____ Information given

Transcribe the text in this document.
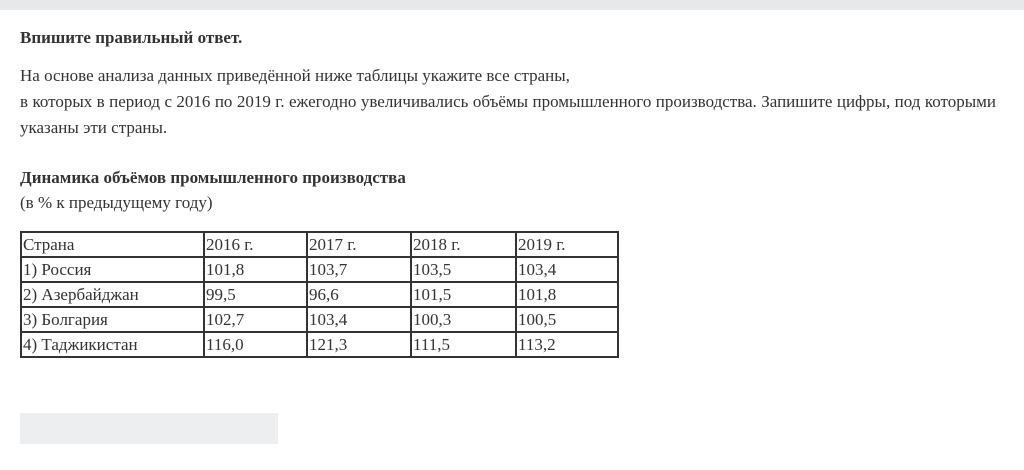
Впишите правильный ответ.

На основе анализа данных приведённой ниже таблицы укажите все страны,
в которых в период с 2016 по 2019 г. ежегодно увеличивались объёмы промышленного производства. Запишите цифры, под которыми указаны эти страны.

Динамика объёмов промышленного производства

(в % к предыдущему году)

Страна	2016 г.	2017 г.	2018 г.	2019 г.
1) Россия	101,8	103,7	103,5	103,4
2) Азербайджан	99,5	96,6	101,5	101,8
3) Болгария	102,7	103,4	100,3	100,5
4) Таджикистан	116,0	121,3	111,5	113,2
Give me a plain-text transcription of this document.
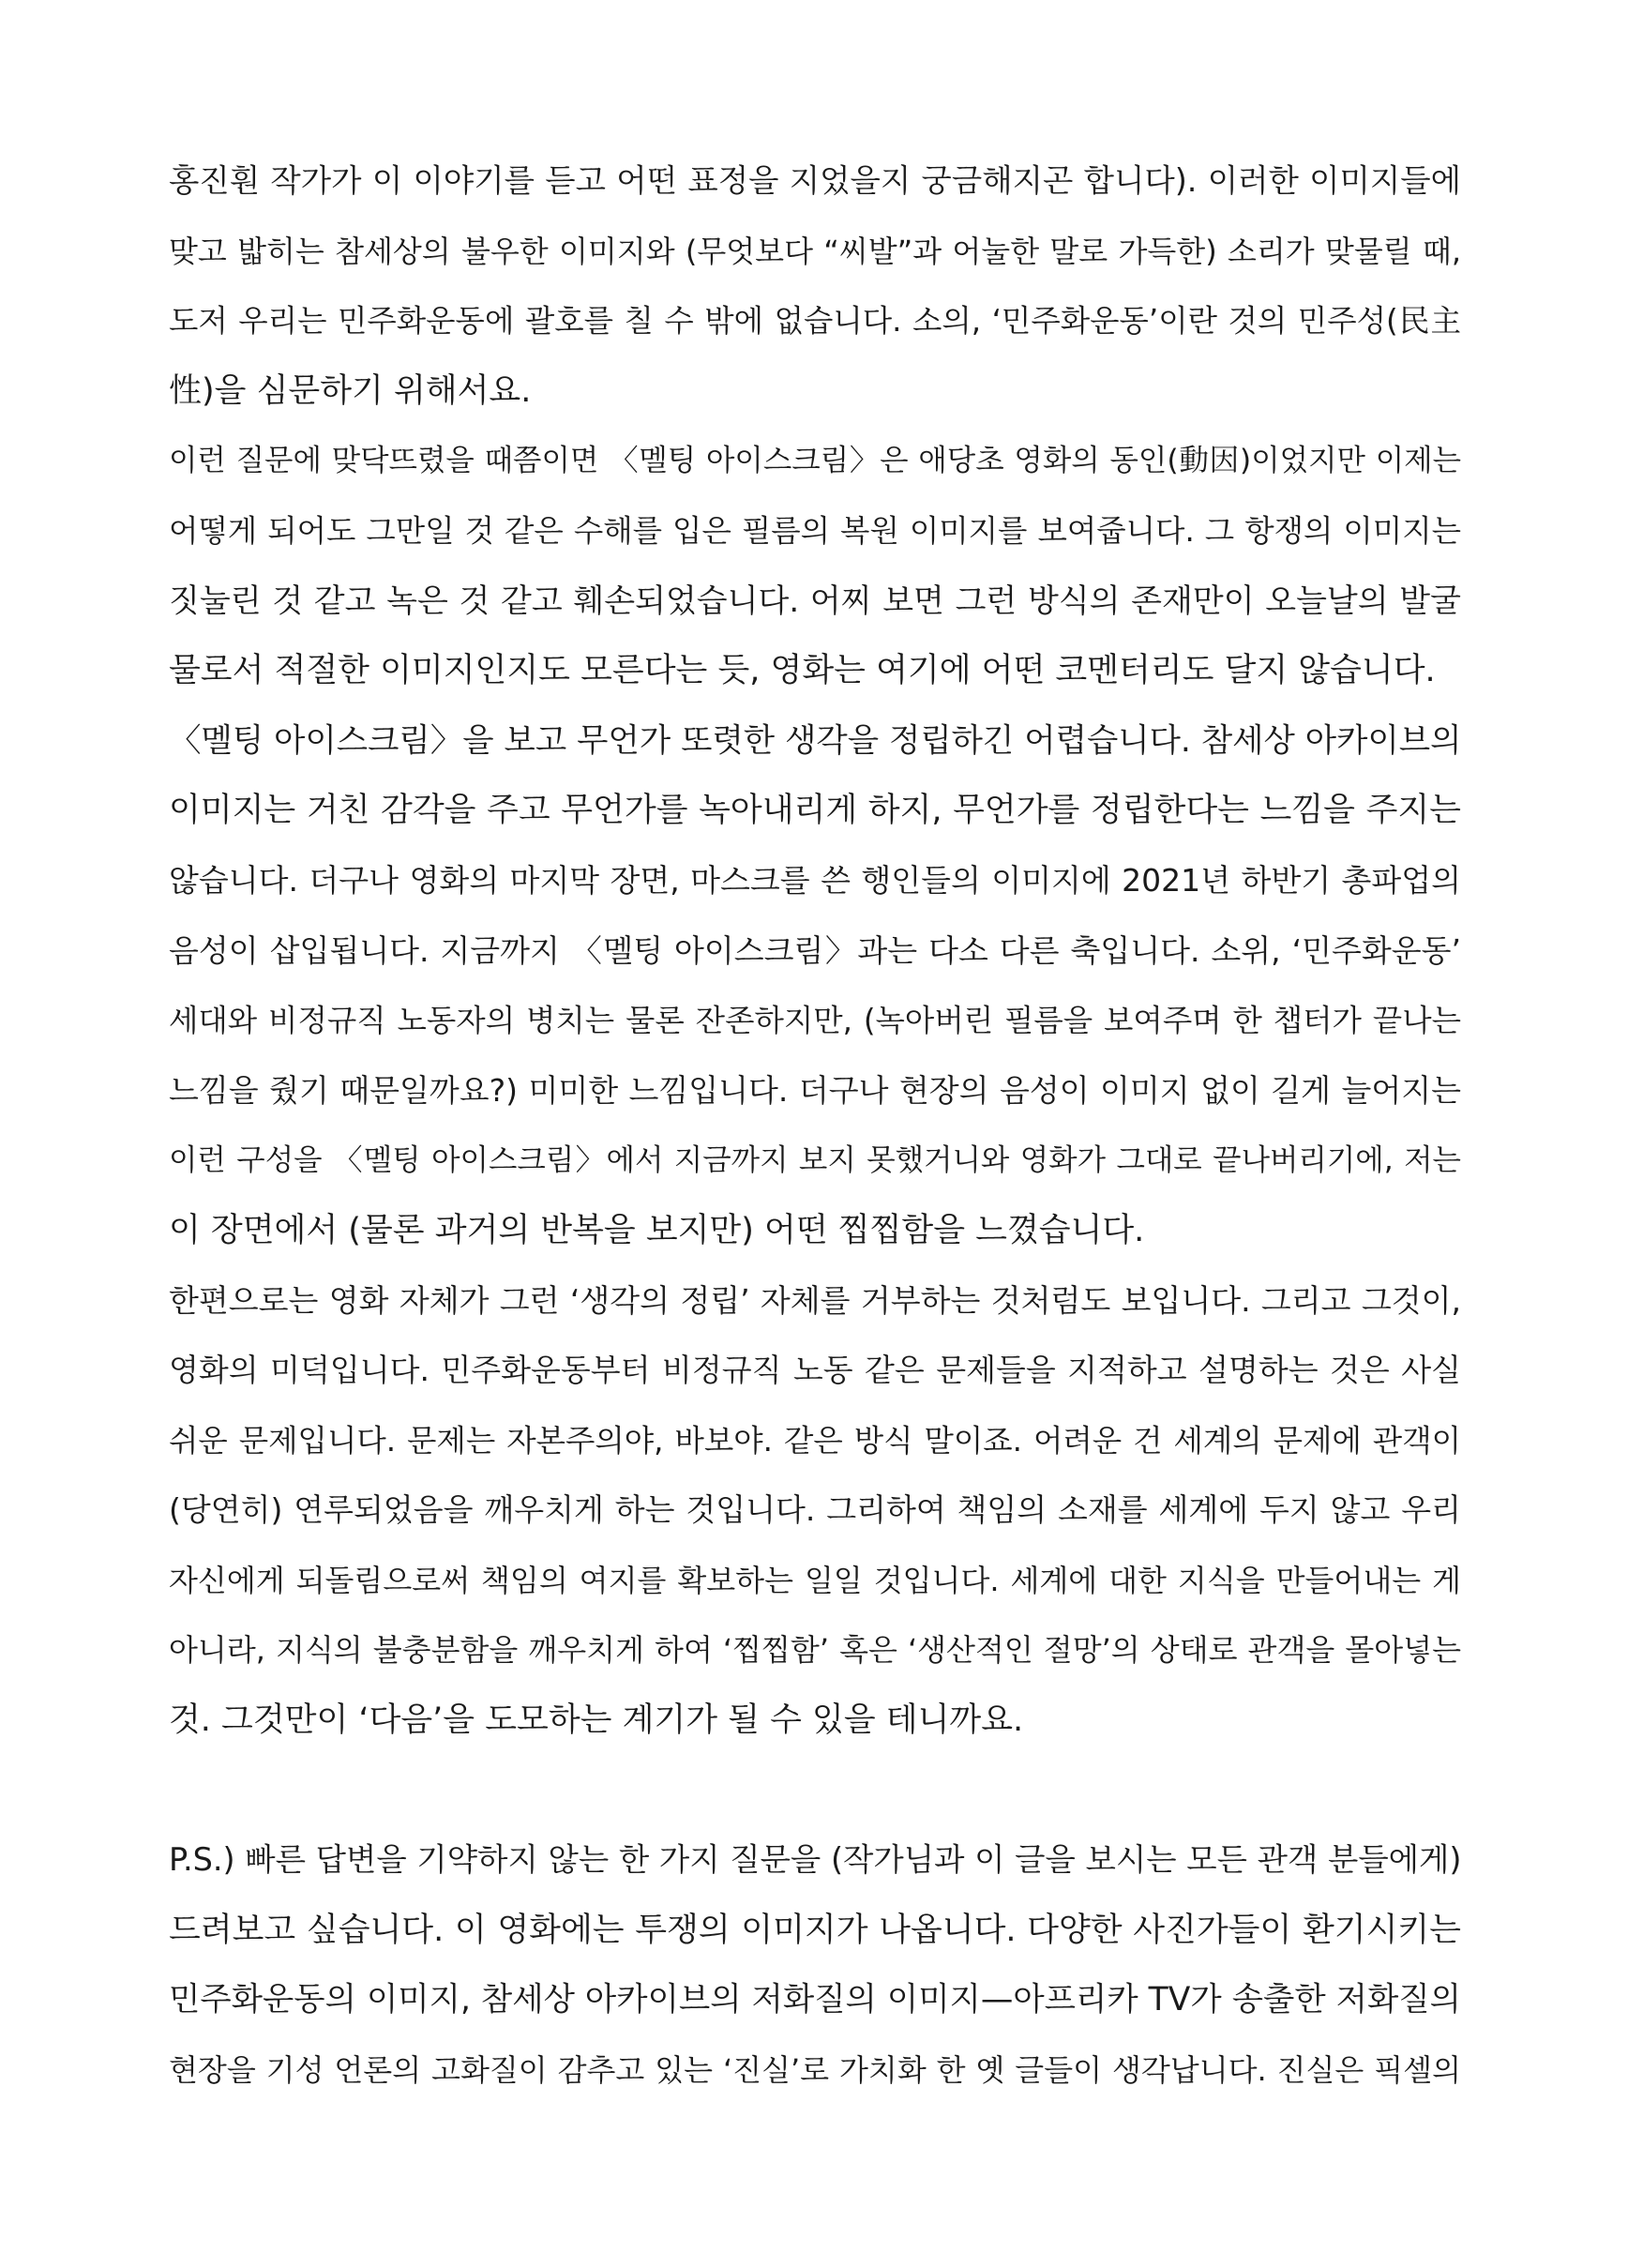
홍진훤 작가가 이 이야기를 듣고 어떤 표정을 지었을지 궁금해지곤 합니다). 이러한 이미지들에
맞고 밟히는 참세상의 불우한 이미지와 (무엇보다 “씨발”과 어눌한 말로 가득한) 소리가 맞물릴 때,
도저 우리는 민주화운동에 괄호를 칠 수 밖에 없습니다. 소의, ‘민주화운동’이란 것의 민주성(民主
性)을 심문하기 위해서요.
이런 질문에 맞닥뜨렸을 때쯤이면 〈멜팅 아이스크림〉은 애당초 영화의 동인(動因)이었지만 이제는
어떻게 되어도 그만일 것 같은 수해를 입은 필름의 복원 이미지를 보여줍니다. 그 항쟁의 이미지는
짓눌린 것 같고 녹은 것 같고 훼손되었습니다. 어찌 보면 그런 방식의 존재만이 오늘날의 발굴
물로서 적절한 이미지인지도 모른다는 듯, 영화는 여기에 어떤 코멘터리도 달지 않습니다.
〈멜팅 아이스크림〉을 보고 무언가 또렷한 생각을 정립하긴 어렵습니다. 참세상 아카이브의
이미지는 거친 감각을 주고 무언가를 녹아내리게 하지, 무언가를 정립한다는 느낌을 주지는
않습니다. 더구나 영화의 마지막 장면, 마스크를 쓴 행인들의 이미지에 2021년 하반기 총파업의
음성이 삽입됩니다. 지금까지 〈멜팅 아이스크림〉과는 다소 다른 축입니다. 소위, ‘민주화운동’
세대와 비정규직 노동자의 병치는 물론 잔존하지만, (녹아버린 필름을 보여주며 한 챕터가 끝나는
느낌을 줬기 때문일까요?) 미미한 느낌입니다. 더구나 현장의 음성이 이미지 없이 길게 늘어지는
이런 구성을 〈멜팅 아이스크림〉에서 지금까지 보지 못했거니와 영화가 그대로 끝나버리기에, 저는
이 장면에서 (물론 과거의 반복을 보지만) 어떤 찝찝함을 느꼈습니다.
한편으로는 영화 자체가 그런 ‘생각의 정립’ 자체를 거부하는 것처럼도 보입니다. 그리고 그것이,
영화의 미덕입니다. 민주화운동부터 비정규직 노동 같은 문제들을 지적하고 설명하는 것은 사실
쉬운 문제입니다. 문제는 자본주의야, 바보야. 같은 방식 말이죠. 어려운 건 세계의 문제에 관객이
(당연히) 연루되었음을 깨우치게 하는 것입니다. 그리하여 책임의 소재를 세계에 두지 않고 우리
자신에게 되돌림으로써 책임의 여지를 확보하는 일일 것입니다. 세계에 대한 지식을 만들어내는 게
아니라, 지식의 불충분함을 깨우치게 하여 ‘찝찝함’ 혹은 ‘생산적인 절망’의 상태로 관객을 몰아넣는
것. 그것만이 ‘다음’을 도모하는 계기가 될 수 있을 테니까요.
P.S.) 빠른 답변을 기약하지 않는 한 가지 질문을 (작가님과 이 글을 보시는 모든 관객 분들에게)
드려보고 싶습니다. 이 영화에는 투쟁의 이미지가 나옵니다. 다양한 사진가들이 환기시키는
민주화운동의 이미지, 참세상 아카이브의 저화질의 이미지—아프리카 TV가 송출한 저화질의
현장을 기성 언론의 고화질이 감추고 있는 ‘진실’로 가치화 한 옛 글들이 생각납니다. 진실은 픽셀의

________

** Stated exercise **
Return only those lines of the records that contain the string "것입니다".

** Answer for the task **
(당연히) 연루되었음을 깨우치게 하는 것입니다. 그리하여 책임의 소재를 세계에 두지 않고 우리
자신에게 되돌림으로써 책임의 여지를 확보하는 일일 것입니다. 세계에 대한 지식을 만들어내는 게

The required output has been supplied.